- [Task prompt] Print the records below exactly as they appear.

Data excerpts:
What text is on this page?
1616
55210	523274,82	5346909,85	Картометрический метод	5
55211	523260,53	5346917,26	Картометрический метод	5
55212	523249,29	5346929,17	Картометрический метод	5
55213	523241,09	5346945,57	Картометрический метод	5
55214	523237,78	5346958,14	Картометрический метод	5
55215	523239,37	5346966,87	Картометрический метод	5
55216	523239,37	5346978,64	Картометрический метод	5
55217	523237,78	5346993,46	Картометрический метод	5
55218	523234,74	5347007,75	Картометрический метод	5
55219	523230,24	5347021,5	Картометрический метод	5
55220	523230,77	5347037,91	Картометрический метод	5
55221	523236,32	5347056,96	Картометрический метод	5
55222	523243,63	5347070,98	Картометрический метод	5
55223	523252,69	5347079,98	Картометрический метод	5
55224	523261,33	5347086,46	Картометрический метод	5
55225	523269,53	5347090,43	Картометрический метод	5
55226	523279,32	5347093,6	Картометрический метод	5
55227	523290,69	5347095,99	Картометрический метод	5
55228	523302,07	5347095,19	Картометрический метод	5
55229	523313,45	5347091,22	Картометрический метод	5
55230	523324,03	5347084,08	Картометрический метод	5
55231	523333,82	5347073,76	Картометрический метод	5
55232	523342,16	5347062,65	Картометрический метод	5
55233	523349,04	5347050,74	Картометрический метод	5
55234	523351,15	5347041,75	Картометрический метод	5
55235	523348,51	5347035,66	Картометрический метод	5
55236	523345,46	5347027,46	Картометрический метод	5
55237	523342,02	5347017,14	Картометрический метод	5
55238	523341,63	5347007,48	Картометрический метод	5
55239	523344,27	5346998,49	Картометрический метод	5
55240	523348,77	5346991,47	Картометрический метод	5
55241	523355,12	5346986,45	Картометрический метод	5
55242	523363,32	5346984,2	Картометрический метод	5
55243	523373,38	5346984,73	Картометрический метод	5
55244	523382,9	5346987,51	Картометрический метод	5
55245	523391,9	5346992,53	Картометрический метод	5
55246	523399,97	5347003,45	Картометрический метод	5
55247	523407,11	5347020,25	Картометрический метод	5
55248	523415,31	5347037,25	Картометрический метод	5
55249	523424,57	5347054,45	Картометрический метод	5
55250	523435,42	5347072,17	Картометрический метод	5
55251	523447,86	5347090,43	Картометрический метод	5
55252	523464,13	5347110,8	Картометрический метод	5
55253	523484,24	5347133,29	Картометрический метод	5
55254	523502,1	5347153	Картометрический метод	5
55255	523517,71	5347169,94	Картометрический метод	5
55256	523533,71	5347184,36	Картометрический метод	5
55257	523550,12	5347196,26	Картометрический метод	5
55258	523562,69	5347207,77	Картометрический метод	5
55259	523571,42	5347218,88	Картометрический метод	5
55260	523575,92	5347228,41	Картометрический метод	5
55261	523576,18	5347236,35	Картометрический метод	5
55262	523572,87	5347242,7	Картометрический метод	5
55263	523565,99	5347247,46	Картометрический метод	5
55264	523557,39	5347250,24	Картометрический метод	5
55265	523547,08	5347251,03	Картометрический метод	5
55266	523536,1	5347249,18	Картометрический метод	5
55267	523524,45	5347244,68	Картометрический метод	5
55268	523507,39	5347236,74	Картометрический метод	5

- [Task solution]
What text is on this page?
1616
55210	523274,82	5346909,85	Картометрический метод	5
55211	523260,53	5346917,26	Картометрический метод	5
55212	523249,29	5346929,17	Картометрический метод	5
55213	523241,09	5346945,57	Картометрический метод	5
55214	523237,78	5346958,14	Картометрический метод	5
55215	523239,37	5346966,87	Картометрический метод	5
55216	523239,37	5346978,64	Картометрический метод	5
55217	523237,78	5346993,46	Картометрический метод	5
55218	523234,74	5347007,75	Картометрический метод	5
55219	523230,24	5347021,5	Картометрический метод	5
55220	523230,77	5347037,91	Картометрический метод	5
55221	523236,32	5347056,96	Картометрический метод	5
55222	523243,63	5347070,98	Картометрический метод	5
55223	523252,69	5347079,98	Картометрический метод	5
55224	523261,33	5347086,46	Картометрический метод	5
55225	523269,53	5347090,43	Картометрический метод	5
55226	523279,32	5347093,6	Картометрический метод	5
55227	523290,69	5347095,99	Картометрический метод	5
55228	523302,07	5347095,19	Картометрический метод	5
55229	523313,45	5347091,22	Картометрический метод	5
55230	523324,03	5347084,08	Картометрический метод	5
55231	523333,82	5347073,76	Картометрический метод	5
55232	523342,16	5347062,65	Картометрический метод	5
55233	523349,04	5347050,74	Картометрический метод	5
55234	523351,15	5347041,75	Картометрический метод	5
55235	523348,51	5347035,66	Картометрический метод	5
55236	523345,46	5347027,46	Картометрический метод	5
55237	523342,02	5347017,14	Картометрический метод	5
55238	523341,63	5347007,48	Картометрический метод	5
55239	523344,27	5346998,49	Картометрический метод	5
55240	523348,77	5346991,47	Картометрический метод	5
55241	523355,12	5346986,45	Картометрический метод	5
55242	523363,32	5346984,2	Картометрический метод	5
55243	523373,38	5346984,73	Картометрический метод	5
55244	523382,9	5346987,51	Картометрический метод	5
55245	523391,9	5346992,53	Картометрический метод	5
55246	523399,97	5347003,45	Картометрический метод	5
55247	523407,11	5347020,25	Картометрический метод	5
55248	523415,31	5347037,25	Картометрический метод	5
55249	523424,57	5347054,45	Картометрический метод	5
55250	523435,42	5347072,17	Картометрический метод	5
55251	523447,86	5347090,43	Картометрический метод	5
55252	523464,13	5347110,8	Картометрический метод	5
55253	523484,24	5347133,29	Картометрический метод	5
55254	523502,1	5347153	Картометрический метод	5
55255	523517,71	5347169,94	Картометрический метод	5
55256	523533,71	5347184,36	Картометрический метод	5
55257	523550,12	5347196,26	Картометрический метод	5
55258	523562,69	5347207,77	Картометрический метод	5
55259	523571,42	5347218,88	Картометрический метод	5
55260	523575,92	5347228,41	Картометрический метод	5
55261	523576,18	5347236,35	Картометрический метод	5
55262	523572,87	5347242,7	Картометрический метод	5
55263	523565,99	5347247,46	Картометрический метод	5
55264	523557,39	5347250,24	Картометрический метод	5
55265	523547,08	5347251,03	Картометрический метод	5
55266	523536,1	5347249,18	Картометрический метод	5
55267	523524,45	5347244,68	Картометрический метод	5
55268	523507,39	5347236,74	Картометрический метод	5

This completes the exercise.